_Your goal_
Copy each line of the records that holds the string "Workspace".

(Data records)
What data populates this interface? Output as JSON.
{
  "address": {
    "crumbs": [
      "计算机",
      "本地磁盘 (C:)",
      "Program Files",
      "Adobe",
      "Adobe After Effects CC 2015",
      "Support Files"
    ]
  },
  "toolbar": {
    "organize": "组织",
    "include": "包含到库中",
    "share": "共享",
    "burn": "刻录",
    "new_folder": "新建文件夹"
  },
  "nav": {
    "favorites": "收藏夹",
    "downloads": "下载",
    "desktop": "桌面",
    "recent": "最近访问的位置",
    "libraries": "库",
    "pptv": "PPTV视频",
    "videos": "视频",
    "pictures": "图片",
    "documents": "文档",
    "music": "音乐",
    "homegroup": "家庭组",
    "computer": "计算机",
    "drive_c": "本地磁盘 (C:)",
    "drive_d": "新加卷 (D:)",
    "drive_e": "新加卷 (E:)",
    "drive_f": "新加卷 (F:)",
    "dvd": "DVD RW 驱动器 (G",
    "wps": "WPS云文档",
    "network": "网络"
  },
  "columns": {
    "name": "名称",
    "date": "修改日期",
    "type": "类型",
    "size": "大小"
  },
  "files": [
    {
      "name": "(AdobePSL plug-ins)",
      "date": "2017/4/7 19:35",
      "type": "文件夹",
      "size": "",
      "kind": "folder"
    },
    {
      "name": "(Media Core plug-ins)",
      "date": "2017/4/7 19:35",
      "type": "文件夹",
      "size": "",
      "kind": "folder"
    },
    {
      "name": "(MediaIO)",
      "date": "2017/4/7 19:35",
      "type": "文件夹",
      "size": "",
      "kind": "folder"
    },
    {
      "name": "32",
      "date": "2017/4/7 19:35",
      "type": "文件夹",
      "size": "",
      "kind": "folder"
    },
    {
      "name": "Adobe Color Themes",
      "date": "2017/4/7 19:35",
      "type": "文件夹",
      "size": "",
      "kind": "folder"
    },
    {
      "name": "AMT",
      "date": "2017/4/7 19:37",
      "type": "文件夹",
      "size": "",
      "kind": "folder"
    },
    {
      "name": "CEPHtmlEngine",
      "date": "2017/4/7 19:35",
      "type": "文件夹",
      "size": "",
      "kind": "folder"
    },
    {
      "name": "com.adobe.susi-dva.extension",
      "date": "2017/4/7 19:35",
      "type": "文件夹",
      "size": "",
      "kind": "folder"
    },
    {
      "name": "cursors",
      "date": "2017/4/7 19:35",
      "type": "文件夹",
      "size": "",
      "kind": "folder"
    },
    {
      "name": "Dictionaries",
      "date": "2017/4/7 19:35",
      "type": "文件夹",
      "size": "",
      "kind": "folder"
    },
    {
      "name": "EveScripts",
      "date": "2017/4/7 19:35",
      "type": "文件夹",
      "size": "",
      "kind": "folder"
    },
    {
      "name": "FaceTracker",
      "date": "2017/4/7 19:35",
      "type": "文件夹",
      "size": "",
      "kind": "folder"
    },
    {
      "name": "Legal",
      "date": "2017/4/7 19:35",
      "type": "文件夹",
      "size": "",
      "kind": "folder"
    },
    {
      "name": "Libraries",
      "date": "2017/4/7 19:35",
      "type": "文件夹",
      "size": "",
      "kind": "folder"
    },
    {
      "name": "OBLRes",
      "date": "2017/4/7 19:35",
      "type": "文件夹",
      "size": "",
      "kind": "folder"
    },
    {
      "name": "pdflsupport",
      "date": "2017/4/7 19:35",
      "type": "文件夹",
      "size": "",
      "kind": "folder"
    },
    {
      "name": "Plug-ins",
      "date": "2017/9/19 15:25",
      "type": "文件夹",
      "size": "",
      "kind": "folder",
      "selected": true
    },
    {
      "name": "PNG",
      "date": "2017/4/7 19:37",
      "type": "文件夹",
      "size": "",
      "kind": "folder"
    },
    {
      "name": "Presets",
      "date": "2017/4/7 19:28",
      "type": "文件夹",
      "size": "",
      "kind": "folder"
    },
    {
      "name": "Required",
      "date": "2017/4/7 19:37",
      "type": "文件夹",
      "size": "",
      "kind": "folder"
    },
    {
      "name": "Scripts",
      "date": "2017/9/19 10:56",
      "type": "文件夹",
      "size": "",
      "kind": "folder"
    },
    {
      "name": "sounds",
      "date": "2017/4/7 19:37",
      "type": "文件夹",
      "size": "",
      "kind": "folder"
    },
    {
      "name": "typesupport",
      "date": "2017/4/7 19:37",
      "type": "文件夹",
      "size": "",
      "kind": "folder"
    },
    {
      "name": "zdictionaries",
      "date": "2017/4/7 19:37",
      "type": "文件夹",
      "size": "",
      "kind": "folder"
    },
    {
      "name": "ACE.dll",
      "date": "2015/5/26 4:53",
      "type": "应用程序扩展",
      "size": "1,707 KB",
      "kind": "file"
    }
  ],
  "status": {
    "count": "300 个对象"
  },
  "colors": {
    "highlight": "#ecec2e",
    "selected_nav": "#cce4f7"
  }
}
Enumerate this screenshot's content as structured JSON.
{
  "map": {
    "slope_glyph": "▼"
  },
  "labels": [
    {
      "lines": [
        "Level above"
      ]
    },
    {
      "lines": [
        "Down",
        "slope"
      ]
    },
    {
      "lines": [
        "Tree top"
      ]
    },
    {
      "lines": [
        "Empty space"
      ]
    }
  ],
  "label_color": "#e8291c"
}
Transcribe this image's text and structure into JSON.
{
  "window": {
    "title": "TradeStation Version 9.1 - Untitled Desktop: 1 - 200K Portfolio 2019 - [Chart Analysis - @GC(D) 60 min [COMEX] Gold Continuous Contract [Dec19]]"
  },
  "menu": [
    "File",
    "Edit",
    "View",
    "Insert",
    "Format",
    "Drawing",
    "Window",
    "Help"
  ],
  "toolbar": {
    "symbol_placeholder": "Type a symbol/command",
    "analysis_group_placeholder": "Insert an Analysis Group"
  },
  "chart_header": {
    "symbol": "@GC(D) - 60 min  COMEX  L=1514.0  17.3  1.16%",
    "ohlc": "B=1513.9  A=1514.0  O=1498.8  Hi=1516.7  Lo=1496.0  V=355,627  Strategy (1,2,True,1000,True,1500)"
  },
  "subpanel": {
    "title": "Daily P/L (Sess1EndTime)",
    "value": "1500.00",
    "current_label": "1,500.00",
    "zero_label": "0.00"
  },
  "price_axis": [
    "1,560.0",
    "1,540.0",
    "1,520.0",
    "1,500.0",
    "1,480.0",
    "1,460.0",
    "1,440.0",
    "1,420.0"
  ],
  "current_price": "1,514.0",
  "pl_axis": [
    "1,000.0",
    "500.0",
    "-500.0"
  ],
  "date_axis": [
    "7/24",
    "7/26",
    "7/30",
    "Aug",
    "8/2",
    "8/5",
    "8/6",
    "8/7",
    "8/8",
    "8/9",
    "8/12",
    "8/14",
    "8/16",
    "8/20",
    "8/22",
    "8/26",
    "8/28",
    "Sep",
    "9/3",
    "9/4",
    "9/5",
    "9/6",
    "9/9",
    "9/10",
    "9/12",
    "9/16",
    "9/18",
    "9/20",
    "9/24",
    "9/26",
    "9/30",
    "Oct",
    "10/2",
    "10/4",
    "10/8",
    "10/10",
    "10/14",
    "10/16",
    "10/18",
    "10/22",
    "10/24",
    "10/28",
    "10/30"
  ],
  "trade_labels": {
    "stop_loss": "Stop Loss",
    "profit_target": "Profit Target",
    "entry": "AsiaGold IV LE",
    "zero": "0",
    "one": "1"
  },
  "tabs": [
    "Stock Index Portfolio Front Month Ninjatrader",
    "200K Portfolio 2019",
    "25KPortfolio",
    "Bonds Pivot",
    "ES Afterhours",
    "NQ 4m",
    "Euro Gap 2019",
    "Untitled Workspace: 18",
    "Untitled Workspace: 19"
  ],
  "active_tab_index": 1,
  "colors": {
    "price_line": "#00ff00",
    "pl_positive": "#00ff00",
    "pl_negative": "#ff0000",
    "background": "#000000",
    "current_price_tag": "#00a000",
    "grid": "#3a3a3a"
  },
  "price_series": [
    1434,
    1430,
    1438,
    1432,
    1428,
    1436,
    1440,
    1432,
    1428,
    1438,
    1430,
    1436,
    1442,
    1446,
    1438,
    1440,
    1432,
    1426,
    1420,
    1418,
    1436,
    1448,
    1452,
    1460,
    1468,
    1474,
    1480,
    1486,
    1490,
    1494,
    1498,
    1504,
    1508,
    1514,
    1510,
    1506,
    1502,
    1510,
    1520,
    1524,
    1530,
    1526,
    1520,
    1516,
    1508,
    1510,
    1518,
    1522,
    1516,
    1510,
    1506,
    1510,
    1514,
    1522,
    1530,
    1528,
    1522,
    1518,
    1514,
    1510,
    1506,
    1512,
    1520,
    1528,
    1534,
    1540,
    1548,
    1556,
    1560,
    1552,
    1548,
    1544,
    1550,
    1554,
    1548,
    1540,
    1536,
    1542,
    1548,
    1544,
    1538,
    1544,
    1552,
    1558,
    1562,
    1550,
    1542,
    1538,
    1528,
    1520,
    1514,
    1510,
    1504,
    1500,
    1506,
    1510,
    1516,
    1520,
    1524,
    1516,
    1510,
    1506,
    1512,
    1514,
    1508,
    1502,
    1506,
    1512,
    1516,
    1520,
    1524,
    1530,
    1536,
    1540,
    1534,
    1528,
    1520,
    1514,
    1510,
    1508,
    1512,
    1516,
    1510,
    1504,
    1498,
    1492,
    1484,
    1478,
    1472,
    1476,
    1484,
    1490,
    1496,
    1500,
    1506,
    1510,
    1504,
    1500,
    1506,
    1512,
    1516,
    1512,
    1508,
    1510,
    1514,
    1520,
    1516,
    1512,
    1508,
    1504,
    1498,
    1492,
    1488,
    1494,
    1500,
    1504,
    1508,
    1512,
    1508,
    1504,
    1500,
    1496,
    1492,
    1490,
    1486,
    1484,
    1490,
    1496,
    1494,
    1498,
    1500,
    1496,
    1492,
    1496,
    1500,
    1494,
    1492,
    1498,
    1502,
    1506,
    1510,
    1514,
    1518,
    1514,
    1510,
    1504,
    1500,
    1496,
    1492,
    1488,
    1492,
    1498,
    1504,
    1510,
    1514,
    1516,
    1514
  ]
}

_Full output_
    "Untitled Workspace: 18",
    "Untitled Workspace: 19"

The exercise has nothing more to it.